Source excerpt start

Keep doing the stuff you used to enjoy too and don't withdraw. Hopefully that'll start to change your outlook and help you find things fun again. There's also some great stuff in the Pastebin that might be able to help you pull through with depression, I suggest taking a look at this one as a starting point.
http://slatestarcodex.com/2014/06/16/things-that-sometimes-help-if-youre-depressed/
>>
So I've been going out of my shell a lot more. Right now I'm trying to actually make friends, cause I've never actually had friends before. I joined this latin dance club at college and I am on good terms with a lot of people. I went out clubbing with a few people (I've never been clubbing before) by accident, but I love to dance so I ended up having a great night. And the others seemed to have a great night too.

I only see these people once a week. The following week we were really happy to see eachother. The next week they went out again, but I couldn't go out because of exams, so I couldn't go out with them. Then the following week they went out again, but I couldn't go out because of exams. Then I noticed that they were hanging out with me less and the few of them were hanging out with eachother as their own group. And now they're not inviting me out to go clubbing or parties.

So now I need to know -- the key to having friends and maintaining friendships is to hang out outside of things that require us to be together, right? And that I can't deny them two times in a row, right?
>>
>>17745251
>So now I need to know -- the key to having friends and maintaining friendships is to hang out outside of things that require us to be together, right?
Bingo.

>And that I can't deny them two times in a row, right?
You can, but the more times you decline invitations to hang out with them the more likely they are to not invite you out again. Better to accept and bail early if possible. And if you decline suggest alternatives - and follow through - or take the initiative and ask about hanging out with them some time yourself to get back in their good graces. You have to take steps to maintain and grow the friendships you're making yourself. Ask yourself what you've done to do that so far.

Source excerpt end

▶ [Work instructions]: In the thread about making friends, what club did the poster join at college?

Given data start

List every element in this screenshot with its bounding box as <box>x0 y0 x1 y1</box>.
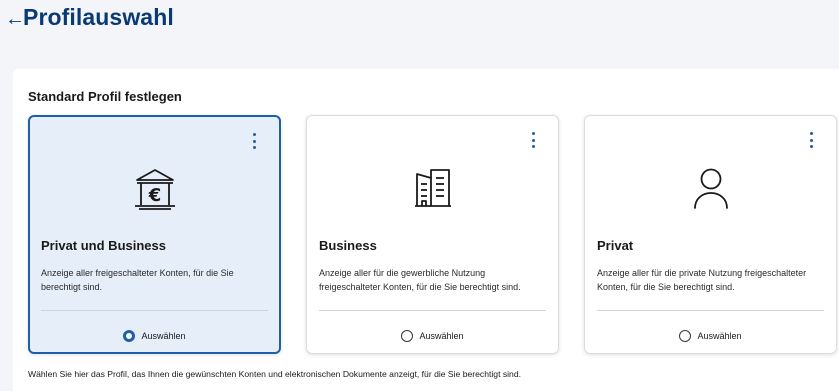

Given data end

▶ [Exercise result]: A Latin dance club.